A 10 kWh LFP battery at 85% DoD with 92% inverter efficiency provides approximately 7.8 kWh usable. At a 1,500W critical load, it runs for about 5.2 hours. At a 500W load, it lasts roughly 15.6 hours. The runtime scales linearly with load — halving the load doubles the runtime.
Does battery size directly determine backup runtime?
Battery size sets the upper limit, but runtime is determined by the ratio of usable energy to load. A 20 kWh battery powering a 2 kW load lasts about 7.8 hours. The same battery powering a 500W load lasts roughly 31 hours. Reducing load is often more cost-effective than adding battery capacity.
How do temperature and age affect battery runtime?
Cold temperatures reduce usable capacity — LFP batteries lose 10–20% capacity below 0°C (32°F). Battery capacity also degrades over time: LFP batteries retain approximately 80% capacity after 3,000 cycles (roughly 8–10 years of daily cycling). A 10-year-old battery delivers roughly 80% of its original runtime.
Can I extend battery runtime without adding more batteries?
Yes. Reduce the load by turning off non-essential devices, use higher-efficiency appliances, and ensure the inverter is properly sized for the load (inverters are more efficient at 40–80% capacity than at very light loads). Smart load management and scheduling high-draw activities during daylight hours (if solar-charged) also extends effective runtime.

SOURCE EXCERPT
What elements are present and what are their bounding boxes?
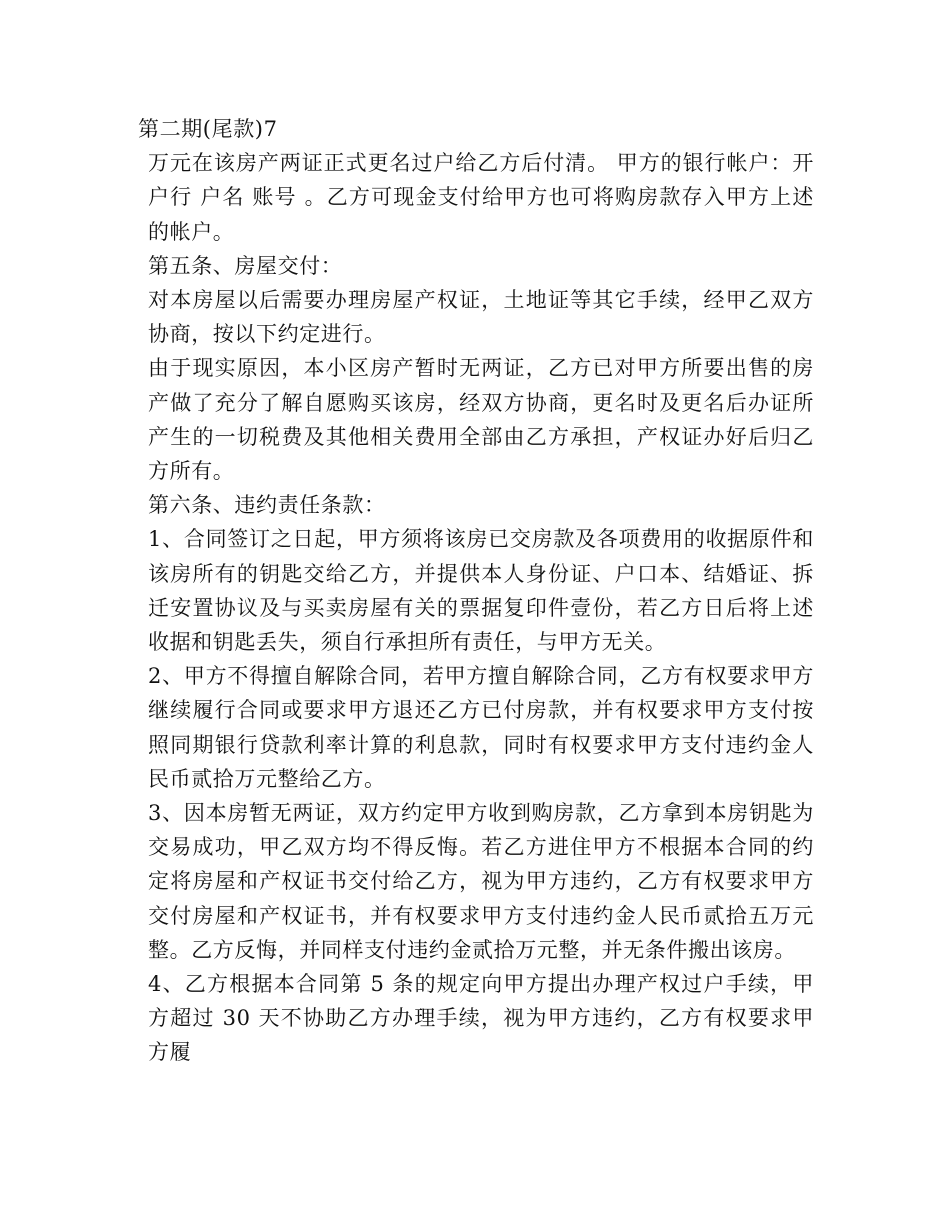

WORK TO COMPLETE
Repeat the part of the battery runtime text that opens with the words containing "Battery size sets" and closes with "affect battery runtime?". The data has no connection to the battery runtime text.

ANSWER TO THIS PROBLEM
Battery size sets the upper limit, but runtime is determined by the ratio of usable energy to load. A 20 kWh battery powering a 2 kW load lasts about 7.8 hours. The same battery powering a 500W load lasts roughly 31 hours. Reducing load is often more cost-effective than adding battery capacity.
How do temperature and age affect battery runtime?